-- Stated task --
Omit images. Retype all entries verbatim.
===============
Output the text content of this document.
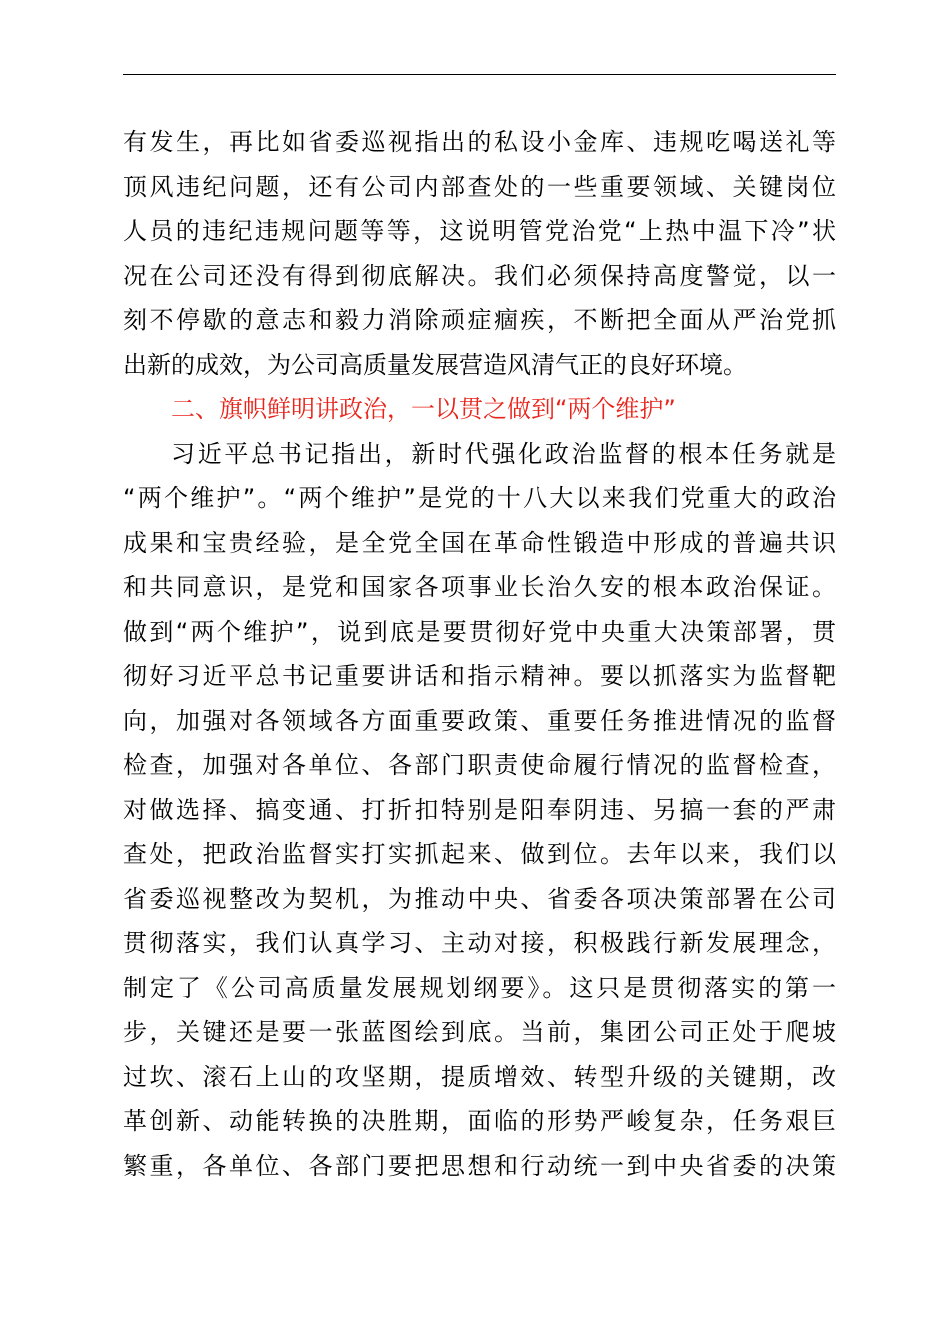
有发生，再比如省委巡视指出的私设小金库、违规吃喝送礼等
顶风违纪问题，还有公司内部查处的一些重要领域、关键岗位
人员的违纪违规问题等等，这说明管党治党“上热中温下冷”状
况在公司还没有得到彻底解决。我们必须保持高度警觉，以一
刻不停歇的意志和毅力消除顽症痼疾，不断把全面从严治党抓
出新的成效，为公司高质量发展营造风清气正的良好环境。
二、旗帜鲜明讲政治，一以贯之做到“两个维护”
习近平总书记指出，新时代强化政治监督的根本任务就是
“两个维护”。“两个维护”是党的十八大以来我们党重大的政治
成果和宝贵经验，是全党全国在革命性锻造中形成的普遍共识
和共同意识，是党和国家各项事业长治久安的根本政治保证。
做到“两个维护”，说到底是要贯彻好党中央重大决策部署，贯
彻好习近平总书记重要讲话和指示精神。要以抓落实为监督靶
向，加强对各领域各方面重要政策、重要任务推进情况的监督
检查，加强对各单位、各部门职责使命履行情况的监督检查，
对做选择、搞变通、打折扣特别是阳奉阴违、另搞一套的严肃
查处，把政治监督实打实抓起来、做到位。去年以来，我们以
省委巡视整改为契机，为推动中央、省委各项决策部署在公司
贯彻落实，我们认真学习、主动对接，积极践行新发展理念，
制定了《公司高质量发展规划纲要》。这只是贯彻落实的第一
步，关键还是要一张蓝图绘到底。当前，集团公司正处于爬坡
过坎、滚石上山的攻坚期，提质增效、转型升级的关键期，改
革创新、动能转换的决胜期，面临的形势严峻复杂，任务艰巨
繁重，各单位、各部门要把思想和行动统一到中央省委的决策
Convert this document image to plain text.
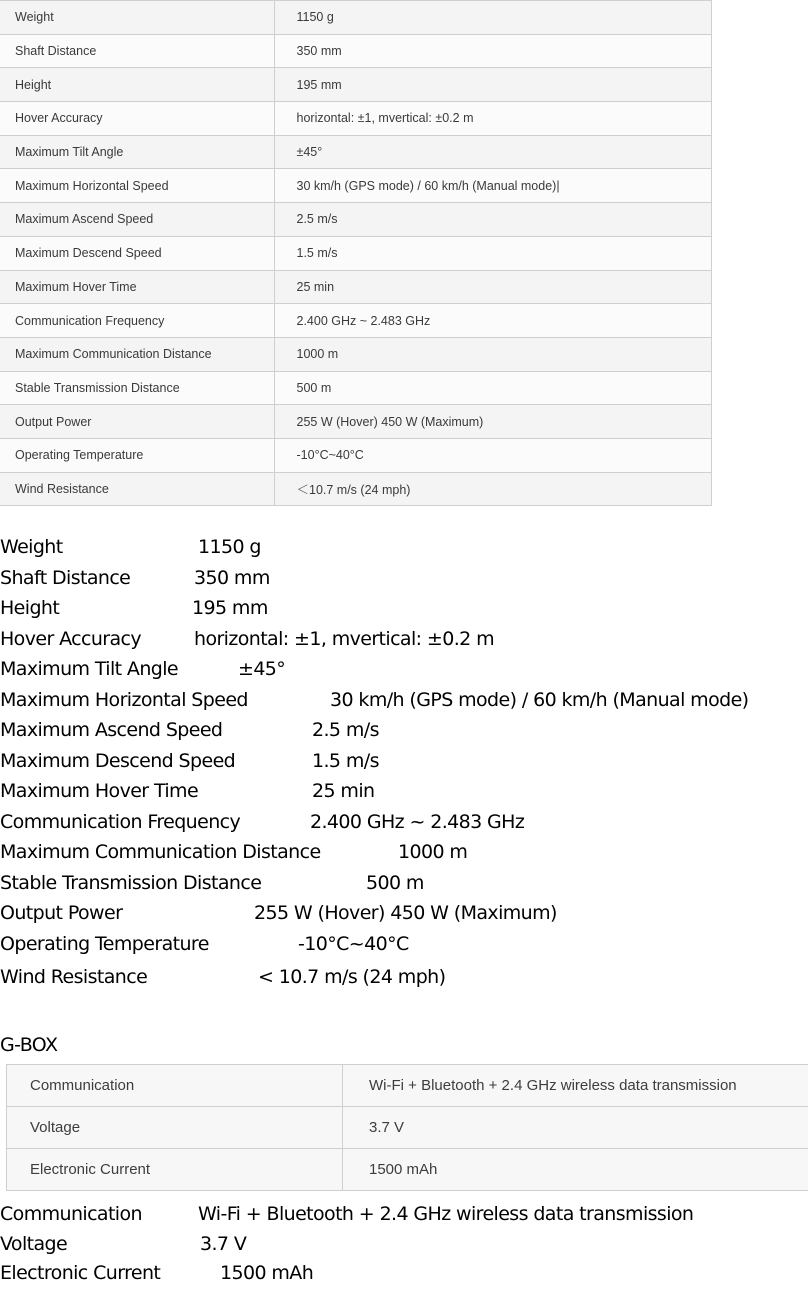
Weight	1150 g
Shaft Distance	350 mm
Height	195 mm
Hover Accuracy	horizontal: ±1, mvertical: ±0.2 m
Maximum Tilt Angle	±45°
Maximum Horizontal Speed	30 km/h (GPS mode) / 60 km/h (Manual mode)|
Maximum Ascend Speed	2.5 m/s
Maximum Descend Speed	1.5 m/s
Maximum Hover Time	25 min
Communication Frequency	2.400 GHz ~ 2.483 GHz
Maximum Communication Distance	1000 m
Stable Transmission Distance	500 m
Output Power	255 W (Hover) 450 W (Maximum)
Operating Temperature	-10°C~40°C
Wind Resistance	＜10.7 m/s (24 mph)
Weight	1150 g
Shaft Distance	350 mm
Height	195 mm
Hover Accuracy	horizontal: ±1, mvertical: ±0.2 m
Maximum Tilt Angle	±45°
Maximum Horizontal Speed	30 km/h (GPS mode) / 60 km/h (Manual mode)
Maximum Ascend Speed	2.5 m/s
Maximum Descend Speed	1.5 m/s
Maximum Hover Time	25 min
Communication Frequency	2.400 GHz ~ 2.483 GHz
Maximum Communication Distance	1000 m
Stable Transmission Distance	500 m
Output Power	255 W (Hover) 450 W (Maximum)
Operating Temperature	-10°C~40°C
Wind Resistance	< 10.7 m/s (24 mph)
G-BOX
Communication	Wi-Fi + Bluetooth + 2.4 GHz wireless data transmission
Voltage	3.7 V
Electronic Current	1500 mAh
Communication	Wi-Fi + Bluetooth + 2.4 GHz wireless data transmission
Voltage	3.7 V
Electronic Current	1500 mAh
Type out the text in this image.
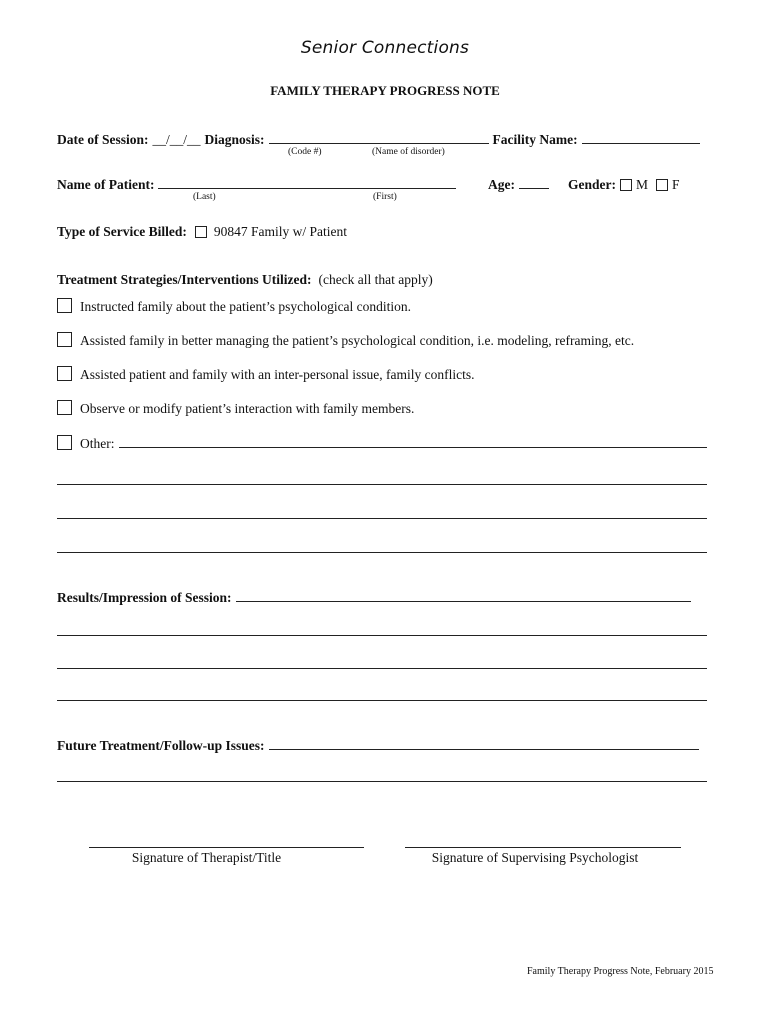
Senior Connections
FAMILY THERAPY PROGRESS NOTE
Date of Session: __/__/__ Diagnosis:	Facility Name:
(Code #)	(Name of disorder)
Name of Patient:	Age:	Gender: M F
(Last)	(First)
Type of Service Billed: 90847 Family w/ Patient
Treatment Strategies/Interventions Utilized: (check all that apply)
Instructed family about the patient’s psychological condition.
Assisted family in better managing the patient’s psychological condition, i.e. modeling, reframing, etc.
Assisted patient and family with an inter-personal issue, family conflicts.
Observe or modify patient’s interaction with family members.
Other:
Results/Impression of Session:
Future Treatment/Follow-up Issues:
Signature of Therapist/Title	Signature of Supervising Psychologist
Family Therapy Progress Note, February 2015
===============
-- Task output --
Output the text content of this document.
有发生，再比如省委巡视指出的私设小金库、违规吃喝送礼等
顶风违纪问题，还有公司内部查处的一些重要领域、关键岗位
人员的违纪违规问题等等，这说明管党治党“上热中温下冷”状
况在公司还没有得到彻底解决。我们必须保持高度警觉，以一
刻不停歇的意志和毅力消除顽症痼疾，不断把全面从严治党抓
出新的成效，为公司高质量发展营造风清气正的良好环境。
二、旗帜鲜明讲政治，一以贯之做到“两个维护”
习近平总书记指出，新时代强化政治监督的根本任务就是
“两个维护”。“两个维护”是党的十八大以来我们党重大的政治
成果和宝贵经验，是全党全国在革命性锻造中形成的普遍共识
和共同意识，是党和国家各项事业长治久安的根本政治保证。
做到“两个维护”，说到底是要贯彻好党中央重大决策部署，贯
彻好习近平总书记重要讲话和指示精神。要以抓落实为监督靶
向，加强对各领域各方面重要政策、重要任务推进情况的监督
检查，加强对各单位、各部门职责使命履行情况的监督检查，
对做选择、搞变通、打折扣特别是阳奉阴违、另搞一套的严肃
查处，把政治监督实打实抓起来、做到位。去年以来，我们以
省委巡视整改为契机，为推动中央、省委各项决策部署在公司
贯彻落实，我们认真学习、主动对接，积极践行新发展理念，
制定了《公司高质量发展规划纲要》。这只是贯彻落实的第一
步，关键还是要一张蓝图绘到底。当前，集团公司正处于爬坡
过坎、滚石上山的攻坚期，提质增效、转型升级的关键期，改
革创新、动能转换的决胜期，面临的形势严峻复杂，任务艰巨
繁重，各单位、各部门要把思想和行动统一到中央省委的决策
Convert this document image to plain text.
Weight	1150 g
Shaft Distance	350 mm
Height	195 mm
Hover Accuracy	horizontal: ±1, mvertical: ±0.2 m
Maximum Tilt Angle	±45°
Maximum Horizontal Speed	30 km/h (GPS mode) / 60 km/h (Manual mode)|
Maximum Ascend Speed	2.5 m/s
Maximum Descend Speed	1.5 m/s
Maximum Hover Time	25 min
Communication Frequency	2.400 GHz ~ 2.483 GHz
Maximum Communication Distance	1000 m
Stable Transmission Distance	500 m
Output Power	255 W (Hover) 450 W (Maximum)
Operating Temperature	-10°C~40°C
Wind Resistance	＜10.7 m/s (24 mph)
Weight	1150 g
Shaft Distance	350 mm
Height	195 mm
Hover Accuracy	horizontal: ±1, mvertical: ±0.2 m
Maximum Tilt Angle	±45°
Maximum Horizontal Speed	30 km/h (GPS mode) / 60 km/h (Manual mode)
Maximum Ascend Speed	2.5 m/s
Maximum Descend Speed	1.5 m/s
Maximum Hover Time	25 min
Communication Frequency	2.400 GHz ~ 2.483 GHz
Maximum Communication Distance	1000 m
Stable Transmission Distance	500 m
Output Power	255 W (Hover) 450 W (Maximum)
Operating Temperature	-10°C~40°C
Wind Resistance	< 10.7 m/s (24 mph)
G-BOX
Communication	Wi-Fi + Bluetooth + 2.4 GHz wireless data transmission
Voltage	3.7 V
Electronic Current	1500 mAh
Communication	Wi-Fi + Bluetooth + 2.4 GHz wireless data transmission
Voltage	3.7 V
Electronic Current	1500 mAh
Type out the text in this image.
Senior Connections
FAMILY THERAPY PROGRESS NOTE
Date of Session: __/__/__ Diagnosis:	Facility Name:
(Code #)	(Name of disorder)
Name of Patient:	Age:	Gender: M F
(Last)	(First)
Type of Service Billed: 90847 Family w/ Patient
Treatment Strategies/Interventions Utilized: (check all that apply)
Instructed family about the patient’s psychological condition.
Assisted family in better managing the patient’s psychological condition, i.e. modeling, reframing, etc.
Assisted patient and family with an inter-personal issue, family conflicts.
Observe or modify patient’s interaction with family members.
Other:
Results/Impression of Session:
Future Treatment/Follow-up Issues:
Signature of Therapist/Title	Signature of Supervising Psychologist
Family Therapy Progress Note, February 2015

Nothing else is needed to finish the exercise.